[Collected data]
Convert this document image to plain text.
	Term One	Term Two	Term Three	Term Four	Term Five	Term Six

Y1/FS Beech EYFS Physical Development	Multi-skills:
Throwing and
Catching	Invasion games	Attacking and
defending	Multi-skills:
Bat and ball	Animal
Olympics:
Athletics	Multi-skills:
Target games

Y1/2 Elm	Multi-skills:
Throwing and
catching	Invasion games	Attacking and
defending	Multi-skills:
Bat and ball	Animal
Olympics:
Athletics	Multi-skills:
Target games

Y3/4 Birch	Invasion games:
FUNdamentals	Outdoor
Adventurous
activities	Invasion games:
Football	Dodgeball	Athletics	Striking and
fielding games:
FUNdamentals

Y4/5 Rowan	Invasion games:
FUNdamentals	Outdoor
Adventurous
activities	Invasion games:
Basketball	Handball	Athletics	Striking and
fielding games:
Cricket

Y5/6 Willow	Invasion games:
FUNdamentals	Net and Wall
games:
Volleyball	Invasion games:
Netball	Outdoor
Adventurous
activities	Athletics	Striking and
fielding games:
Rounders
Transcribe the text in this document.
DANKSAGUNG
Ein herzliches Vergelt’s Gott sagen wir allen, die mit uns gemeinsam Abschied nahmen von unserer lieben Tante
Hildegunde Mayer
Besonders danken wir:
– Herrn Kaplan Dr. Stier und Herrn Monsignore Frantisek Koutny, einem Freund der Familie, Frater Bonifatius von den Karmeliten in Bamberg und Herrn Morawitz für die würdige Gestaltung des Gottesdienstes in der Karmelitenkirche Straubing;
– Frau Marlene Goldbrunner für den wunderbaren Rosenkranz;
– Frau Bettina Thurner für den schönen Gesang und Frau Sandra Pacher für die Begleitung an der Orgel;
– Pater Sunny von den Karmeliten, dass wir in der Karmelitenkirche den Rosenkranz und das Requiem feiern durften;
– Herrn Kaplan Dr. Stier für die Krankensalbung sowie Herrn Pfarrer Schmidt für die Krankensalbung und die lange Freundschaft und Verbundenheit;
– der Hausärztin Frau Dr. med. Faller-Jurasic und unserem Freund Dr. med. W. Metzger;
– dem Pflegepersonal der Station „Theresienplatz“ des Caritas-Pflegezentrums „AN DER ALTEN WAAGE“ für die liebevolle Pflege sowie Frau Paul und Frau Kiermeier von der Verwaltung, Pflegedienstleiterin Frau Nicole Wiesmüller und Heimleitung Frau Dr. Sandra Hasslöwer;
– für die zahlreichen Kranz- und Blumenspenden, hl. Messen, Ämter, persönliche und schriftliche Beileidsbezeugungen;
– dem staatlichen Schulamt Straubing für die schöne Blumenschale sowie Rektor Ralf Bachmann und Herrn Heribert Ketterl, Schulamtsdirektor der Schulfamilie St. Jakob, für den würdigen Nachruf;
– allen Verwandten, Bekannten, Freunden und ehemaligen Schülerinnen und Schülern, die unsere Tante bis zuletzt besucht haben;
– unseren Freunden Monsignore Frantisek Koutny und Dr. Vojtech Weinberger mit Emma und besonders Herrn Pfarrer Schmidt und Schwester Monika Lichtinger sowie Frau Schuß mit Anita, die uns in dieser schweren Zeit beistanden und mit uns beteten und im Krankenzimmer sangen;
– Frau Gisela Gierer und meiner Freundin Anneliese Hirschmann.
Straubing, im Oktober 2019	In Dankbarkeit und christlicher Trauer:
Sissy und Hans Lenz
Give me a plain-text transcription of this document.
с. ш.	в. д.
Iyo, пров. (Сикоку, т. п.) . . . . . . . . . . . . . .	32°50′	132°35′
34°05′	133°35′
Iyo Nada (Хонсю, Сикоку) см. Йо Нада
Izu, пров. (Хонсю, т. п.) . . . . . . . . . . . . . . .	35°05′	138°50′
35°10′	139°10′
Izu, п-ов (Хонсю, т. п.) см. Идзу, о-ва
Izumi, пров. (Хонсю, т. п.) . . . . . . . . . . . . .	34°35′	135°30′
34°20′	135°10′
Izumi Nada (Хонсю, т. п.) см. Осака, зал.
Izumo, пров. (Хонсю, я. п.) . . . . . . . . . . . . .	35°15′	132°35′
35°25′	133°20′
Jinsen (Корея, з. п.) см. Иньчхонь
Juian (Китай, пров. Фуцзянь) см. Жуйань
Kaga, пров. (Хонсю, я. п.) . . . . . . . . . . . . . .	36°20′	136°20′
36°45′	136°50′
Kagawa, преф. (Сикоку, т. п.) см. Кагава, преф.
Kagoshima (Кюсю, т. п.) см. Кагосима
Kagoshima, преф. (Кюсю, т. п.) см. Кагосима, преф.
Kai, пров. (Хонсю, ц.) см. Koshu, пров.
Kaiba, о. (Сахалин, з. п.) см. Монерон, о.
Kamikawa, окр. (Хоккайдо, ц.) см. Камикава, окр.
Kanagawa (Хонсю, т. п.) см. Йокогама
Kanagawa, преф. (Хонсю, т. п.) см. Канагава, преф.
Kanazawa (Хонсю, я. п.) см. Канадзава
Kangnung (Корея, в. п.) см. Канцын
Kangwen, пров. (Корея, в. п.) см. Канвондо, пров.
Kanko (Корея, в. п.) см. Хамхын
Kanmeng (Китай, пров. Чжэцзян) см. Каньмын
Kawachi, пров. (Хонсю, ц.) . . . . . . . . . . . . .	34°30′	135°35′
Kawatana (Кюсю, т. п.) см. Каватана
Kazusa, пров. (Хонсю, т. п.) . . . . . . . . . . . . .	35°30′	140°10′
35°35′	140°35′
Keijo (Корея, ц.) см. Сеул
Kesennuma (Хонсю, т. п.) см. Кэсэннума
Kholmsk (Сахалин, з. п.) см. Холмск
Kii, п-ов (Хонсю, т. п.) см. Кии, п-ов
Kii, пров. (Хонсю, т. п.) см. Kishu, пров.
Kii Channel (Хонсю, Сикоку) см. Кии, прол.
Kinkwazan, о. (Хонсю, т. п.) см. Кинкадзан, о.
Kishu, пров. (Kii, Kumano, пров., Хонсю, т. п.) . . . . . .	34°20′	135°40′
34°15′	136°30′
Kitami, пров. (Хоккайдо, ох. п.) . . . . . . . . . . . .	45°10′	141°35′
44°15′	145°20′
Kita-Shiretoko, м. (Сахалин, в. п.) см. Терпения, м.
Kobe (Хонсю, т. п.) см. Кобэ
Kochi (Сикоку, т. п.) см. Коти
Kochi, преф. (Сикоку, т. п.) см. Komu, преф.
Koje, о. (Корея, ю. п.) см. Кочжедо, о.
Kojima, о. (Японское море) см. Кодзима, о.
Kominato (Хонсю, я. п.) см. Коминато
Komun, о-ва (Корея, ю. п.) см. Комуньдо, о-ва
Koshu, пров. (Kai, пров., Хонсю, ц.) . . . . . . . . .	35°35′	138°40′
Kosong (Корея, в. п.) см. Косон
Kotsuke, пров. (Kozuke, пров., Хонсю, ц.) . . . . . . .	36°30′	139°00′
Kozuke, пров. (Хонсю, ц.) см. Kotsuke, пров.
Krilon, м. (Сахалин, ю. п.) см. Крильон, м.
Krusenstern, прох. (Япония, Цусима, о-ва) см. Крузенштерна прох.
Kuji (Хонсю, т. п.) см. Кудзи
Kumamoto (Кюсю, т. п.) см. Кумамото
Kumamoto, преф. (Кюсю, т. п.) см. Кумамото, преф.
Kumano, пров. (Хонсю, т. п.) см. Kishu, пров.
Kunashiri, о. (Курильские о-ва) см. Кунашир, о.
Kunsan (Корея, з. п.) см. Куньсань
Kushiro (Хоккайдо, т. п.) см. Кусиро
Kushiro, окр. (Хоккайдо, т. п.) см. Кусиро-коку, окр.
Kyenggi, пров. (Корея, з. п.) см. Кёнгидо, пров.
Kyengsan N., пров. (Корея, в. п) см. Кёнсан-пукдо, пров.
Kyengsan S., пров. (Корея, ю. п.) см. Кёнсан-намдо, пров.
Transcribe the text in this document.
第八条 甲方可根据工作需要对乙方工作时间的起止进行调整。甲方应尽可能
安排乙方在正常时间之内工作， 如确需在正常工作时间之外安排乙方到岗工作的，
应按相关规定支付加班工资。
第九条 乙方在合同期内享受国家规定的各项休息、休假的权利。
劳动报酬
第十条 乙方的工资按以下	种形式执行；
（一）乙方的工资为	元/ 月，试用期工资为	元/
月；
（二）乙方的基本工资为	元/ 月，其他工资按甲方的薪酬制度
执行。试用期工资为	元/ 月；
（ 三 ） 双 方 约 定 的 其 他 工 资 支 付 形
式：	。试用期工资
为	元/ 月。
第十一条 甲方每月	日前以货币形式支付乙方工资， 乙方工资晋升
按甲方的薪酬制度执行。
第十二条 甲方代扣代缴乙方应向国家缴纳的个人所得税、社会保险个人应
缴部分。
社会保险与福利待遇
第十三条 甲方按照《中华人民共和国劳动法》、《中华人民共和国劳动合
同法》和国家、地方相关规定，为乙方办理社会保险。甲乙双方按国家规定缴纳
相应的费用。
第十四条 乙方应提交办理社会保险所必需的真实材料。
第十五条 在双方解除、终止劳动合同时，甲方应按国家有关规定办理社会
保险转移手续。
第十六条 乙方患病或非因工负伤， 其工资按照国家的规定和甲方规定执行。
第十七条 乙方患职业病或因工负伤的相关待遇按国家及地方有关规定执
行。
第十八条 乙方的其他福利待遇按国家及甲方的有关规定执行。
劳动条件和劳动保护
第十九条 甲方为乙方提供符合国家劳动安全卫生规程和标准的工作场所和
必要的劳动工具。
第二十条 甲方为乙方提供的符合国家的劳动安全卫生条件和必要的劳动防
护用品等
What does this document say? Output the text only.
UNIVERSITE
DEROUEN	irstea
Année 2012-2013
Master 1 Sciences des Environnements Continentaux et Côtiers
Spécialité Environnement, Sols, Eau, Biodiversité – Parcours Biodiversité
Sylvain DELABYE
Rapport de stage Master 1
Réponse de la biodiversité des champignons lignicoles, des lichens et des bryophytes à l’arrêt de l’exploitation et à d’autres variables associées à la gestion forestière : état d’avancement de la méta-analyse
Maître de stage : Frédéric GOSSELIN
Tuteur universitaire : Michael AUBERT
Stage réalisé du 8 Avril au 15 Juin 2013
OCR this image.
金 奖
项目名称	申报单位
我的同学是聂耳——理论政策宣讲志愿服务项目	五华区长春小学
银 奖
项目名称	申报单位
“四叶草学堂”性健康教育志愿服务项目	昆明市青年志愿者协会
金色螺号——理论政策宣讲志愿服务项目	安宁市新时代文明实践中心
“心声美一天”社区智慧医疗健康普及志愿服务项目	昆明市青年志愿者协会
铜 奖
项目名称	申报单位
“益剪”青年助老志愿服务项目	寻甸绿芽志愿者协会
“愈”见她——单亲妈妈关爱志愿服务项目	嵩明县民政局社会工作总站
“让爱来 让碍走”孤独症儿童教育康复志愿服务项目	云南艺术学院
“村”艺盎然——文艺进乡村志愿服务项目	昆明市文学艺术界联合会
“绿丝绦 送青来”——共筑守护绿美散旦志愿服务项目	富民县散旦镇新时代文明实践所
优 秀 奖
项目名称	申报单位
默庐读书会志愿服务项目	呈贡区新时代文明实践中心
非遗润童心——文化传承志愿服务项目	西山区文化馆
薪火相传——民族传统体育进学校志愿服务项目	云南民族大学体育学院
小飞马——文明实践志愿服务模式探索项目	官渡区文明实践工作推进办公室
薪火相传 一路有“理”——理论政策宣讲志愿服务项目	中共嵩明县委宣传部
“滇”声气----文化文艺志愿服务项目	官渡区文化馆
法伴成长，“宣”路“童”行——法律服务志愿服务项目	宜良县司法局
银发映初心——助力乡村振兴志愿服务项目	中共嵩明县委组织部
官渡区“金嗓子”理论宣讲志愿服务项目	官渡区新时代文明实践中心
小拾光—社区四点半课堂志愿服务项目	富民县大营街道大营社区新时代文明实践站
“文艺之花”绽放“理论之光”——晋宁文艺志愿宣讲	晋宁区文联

*Task directions*
Identify and list each line with the word "Кюсю".

*Written reply*
Kagoshima (Кюсю, т. п.) см. Кагосима
Kagoshima, преф. (Кюсю, т. п.) см. Кагосима, преф.
Kawatana (Кюсю, т. п.) см. Каватана
Kumamoto (Кюсю, т. п.) см. Кумамото
Kumamoto, преф. (Кюсю, т. п.) см. Кумамото, преф.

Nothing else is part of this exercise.